Stored data entries:
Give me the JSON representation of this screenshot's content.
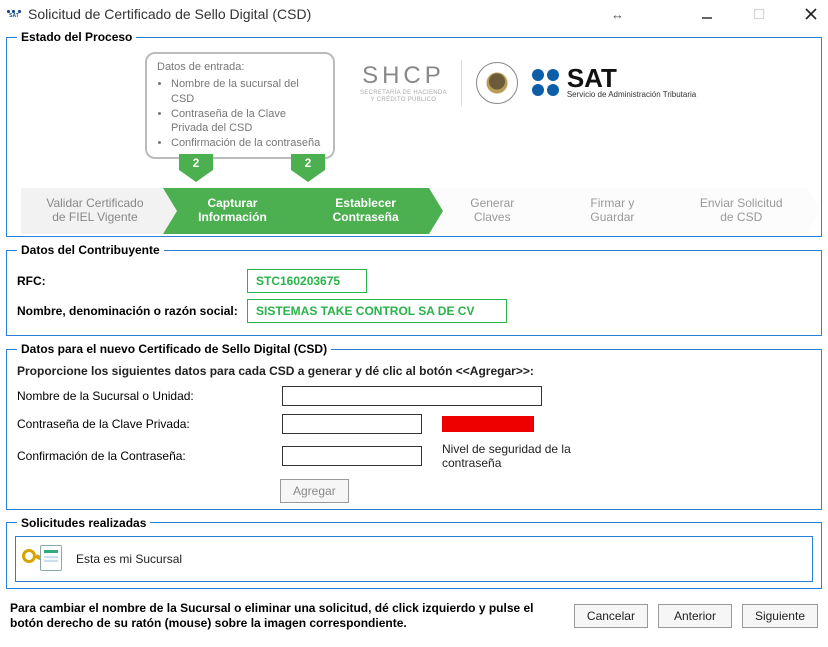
{
  "window": {
    "title": "Solicitud de Certificado de Sello Digital (CSD)"
  },
  "process": {
    "legend": "Estado del Proceso",
    "callout_title": "Datos de entrada:",
    "callout_items": [
      "Nombre de la sucursal del CSD",
      "Contraseña de la Clave Privada del CSD",
      "Confirmación de la contraseña"
    ],
    "shcp": {
      "title": "SHCP",
      "sub1": "SECRETARÍA DE HACIENDA",
      "sub2": "Y CRÉDITO PÚBLICO"
    },
    "sat": {
      "title": "SAT",
      "sub": "Servicio de Administración Tributaria"
    },
    "badge1": "2",
    "badge2": "2",
    "steps": {
      "s1": "Validar Certificado de FIEL Vigente",
      "s2": "Capturar Información",
      "s3": "Establecer Contraseña",
      "s4": "Generar Claves",
      "s5": "Firmar y Guardar",
      "s6": "Enviar Solicitud de CSD"
    }
  },
  "contrib": {
    "legend": "Datos del Contribuyente",
    "rfc_label": "RFC:",
    "rfc_value": "STC160203675",
    "name_label": "Nombre, denominación o razón social:",
    "name_value": "SISTEMAS TAKE CONTROL SA DE CV"
  },
  "csd": {
    "legend": "Datos para el nuevo Certificado de Sello Digital (CSD)",
    "instruction": "Proporcione los siguientes datos para cada CSD a generar y dé clic al botón <<Agregar>>:",
    "branch_label": "Nombre de la Sucursal o Unidad:",
    "branch_value": "",
    "pwd_label": "Contraseña de la Clave Privada:",
    "pwd_value": "",
    "confirm_label": "Confirmación de la Contraseña:",
    "confirm_value": "",
    "strength_caption": "Nivel de seguridad de la contraseña",
    "add_label": "Agregar"
  },
  "solicitudes": {
    "legend": "Solicitudes realizadas",
    "item": "Esta es mi Sucursal"
  },
  "footer": {
    "hint": "Para cambiar el nombre de la Sucursal o eliminar una solicitud, dé click izquierdo y pulse el botón derecho de su ratón (mouse) sobre la imagen correspondiente.",
    "cancel": "Cancelar",
    "prev": "Anterior",
    "next": "Siguiente"
  }
}
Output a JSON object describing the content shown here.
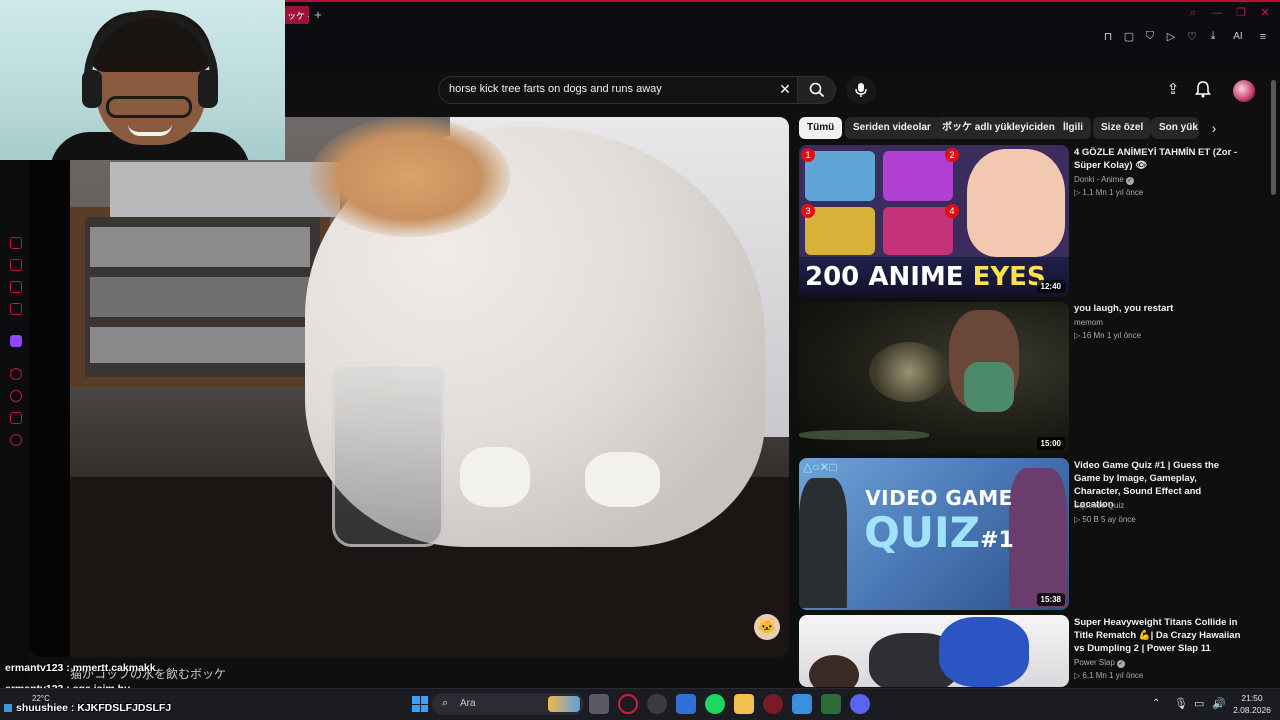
{
  "browser": {
    "tab_label": "ッケ -",
    "add_tab": "+",
    "ai_label": "AI"
  },
  "search": {
    "query": "horse kick tree farts on dogs and runs away",
    "clear": "✕"
  },
  "chips": [
    "Tümü",
    "Seriden videolar",
    "ボッケ adlı yükleyiciden",
    "İlgili",
    "Size özel",
    "Son yük"
  ],
  "recommendations": [
    {
      "title": "4 GÖZLE ANİMEYİ TAHMİN ET (Zor - Süper Kolay) 👁",
      "channel": "Donki - Anime",
      "meta": "▷ 1,1 Mn   1 yıl önce",
      "duration": "12:40",
      "thumb_text_a": "200 ANIME ",
      "thumb_text_b": "EYES",
      "badges": [
        "1",
        "2",
        "3",
        "4"
      ]
    },
    {
      "title": "you laugh, you restart",
      "channel": "memom",
      "meta": "▷ 16 Mn   1 yıl önce",
      "duration": "15:00"
    },
    {
      "title": "Video Game Quiz #1 | Guess the Game by Image, Gameplay, Character, Sound Effect and Location",
      "channel": "Squeeze Quiz",
      "meta": "▷ 50 B   5 ay önce",
      "duration": "15:38",
      "thumb_text_a": "VIDEO GAME",
      "thumb_text_b": "QUIZ",
      "thumb_text_c": "#1"
    },
    {
      "title": "Super Heavyweight Titans Collide in Title Rematch 💪| Da Crazy Hawaiian vs Dumpling 2 | Power Slap 11",
      "channel": "Power Slap",
      "meta": "▷ 6,1 Mn   1 yıl önce"
    }
  ],
  "chat": [
    {
      "text": "ermantv123 : mmertt.cakmakk"
    },
    {
      "text": "ermantv123 : aga isim bu"
    },
    {
      "text": "shuushiee : KJKFDSLFJDSLFJ"
    }
  ],
  "subtitle": "猫がコップの水を飲むボッケ",
  "taskbar": {
    "search_placeholder": "Ara",
    "weather": "22°C",
    "time": "21:50",
    "date": "2.08.2026"
  },
  "colors": {
    "accent": "#c0183f",
    "yt_bg": "#0f0f0f",
    "chip_bg": "#272727"
  },
  "icons": [
    "search-icon",
    "mic-icon",
    "bell-icon",
    "upload-icon",
    "chevron-right-icon",
    "windows-start-icon"
  ]
}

Stated goal:
Above are the records; reproduce them exactly and leave out the pictures.

Written response:
Give me the JSON representation of this screenshot's content.
{
  "window": {
    "title": "Solicitud de Certificado de Sello Digital (CSD)"
  },
  "process": {
    "legend": "Estado del Proceso",
    "callout_title": "Datos de entrada:",
    "callout_items": [
      "Nombre de la sucursal del CSD",
      "Contraseña de la Clave Privada del CSD",
      "Confirmación de la contraseña"
    ],
    "shcp": {
      "title": "SHCP",
      "sub1": "SECRETARÍA DE HACIENDA",
      "sub2": "Y CRÉDITO PÚBLICO"
    },
    "sat": {
      "title": "SAT",
      "sub": "Servicio de Administración Tributaria"
    },
    "badge1": "2",
    "badge2": "2",
    "steps": {
      "s1": "Validar Certificado de FIEL Vigente",
      "s2": "Capturar Información",
      "s3": "Establecer Contraseña",
      "s4": "Generar Claves",
      "s5": "Firmar y Guardar",
      "s6": "Enviar Solicitud de CSD"
    }
  },
  "contrib": {
    "legend": "Datos del Contribuyente",
    "rfc_label": "RFC:",
    "rfc_value": "STC160203675",
    "name_label": "Nombre, denominación o razón social:",
    "name_value": "SISTEMAS TAKE CONTROL SA DE CV"
  },
  "csd": {
    "legend": "Datos para el nuevo Certificado de Sello Digital (CSD)",
    "instruction": "Proporcione los siguientes datos para cada CSD a generar y dé clic al botón <<Agregar>>:",
    "branch_label": "Nombre de la Sucursal o Unidad:",
    "branch_value": "",
    "pwd_label": "Contraseña de la Clave Privada:",
    "pwd_value": "",
    "confirm_label": "Confirmación de la Contraseña:",
    "confirm_value": "",
    "strength_caption": "Nivel de seguridad de la contraseña",
    "add_label": "Agregar"
  },
  "solicitudes": {
    "legend": "Solicitudes realizadas",
    "item": "Esta es mi Sucursal"
  },
  "footer": {
    "hint": "Para cambiar el nombre de la Sucursal o eliminar una solicitud, dé click izquierdo y pulse el botón derecho de su ratón (mouse) sobre la imagen correspondiente.",
    "cancel": "Cancelar",
    "prev": "Anterior",
    "next": "Siguiente"
  }
}
Output a JSON object describing the content shown here.
{
  "browser": {
    "tab_label": "ッケ -",
    "add_tab": "+",
    "ai_label": "AI"
  },
  "search": {
    "query": "horse kick tree farts on dogs and runs away",
    "clear": "✕"
  },
  "chips": [
    "Tümü",
    "Seriden videolar",
    "ボッケ adlı yükleyiciden",
    "İlgili",
    "Size özel",
    "Son yük"
  ],
  "recommendations": [
    {
      "title": "4 GÖZLE ANİMEYİ TAHMİN ET (Zor - Süper Kolay) 👁",
      "channel": "Donki - Anime",
      "meta": "▷ 1,1 Mn   1 yıl önce",
      "duration": "12:40",
      "thumb_text_a": "200 ANIME ",
      "thumb_text_b": "EYES",
      "badges": [
        "1",
        "2",
        "3",
        "4"
      ]
    },
    {
      "title": "you laugh, you restart",
      "channel": "memom",
      "meta": "▷ 16 Mn   1 yıl önce",
      "duration": "15:00"
    },
    {
      "title": "Video Game Quiz #1 | Guess the Game by Image, Gameplay, Character, Sound Effect and Location",
      "channel": "Squeeze Quiz",
      "meta": "▷ 50 B   5 ay önce",
      "duration": "15:38",
      "thumb_text_a": "VIDEO GAME",
      "thumb_text_b": "QUIZ",
      "thumb_text_c": "#1"
    },
    {
      "title": "Super Heavyweight Titans Collide in Title Rematch 💪| Da Crazy Hawaiian vs Dumpling 2 | Power Slap 11",
      "channel": "Power Slap",
      "meta": "▷ 6,1 Mn   1 yıl önce"
    }
  ],
  "chat": [
    {
      "text": "ermantv123 : mmertt.cakmakk"
    },
    {
      "text": "ermantv123 : aga isim bu"
    },
    {
      "text": "shuushiee : KJKFDSLFJDSLFJ"
    }
  ],
  "subtitle": "猫がコップの水を飲むボッケ",
  "taskbar": {
    "search_placeholder": "Ara",
    "weather": "22°C",
    "time": "21:50",
    "date": "2.08.2026"
  },
  "colors": {
    "accent": "#c0183f",
    "yt_bg": "#0f0f0f",
    "chip_bg": "#272727"
  },
  "icons": [
    "search-icon",
    "mic-icon",
    "bell-icon",
    "upload-icon",
    "chevron-right-icon",
    "windows-start-icon"
  ]
}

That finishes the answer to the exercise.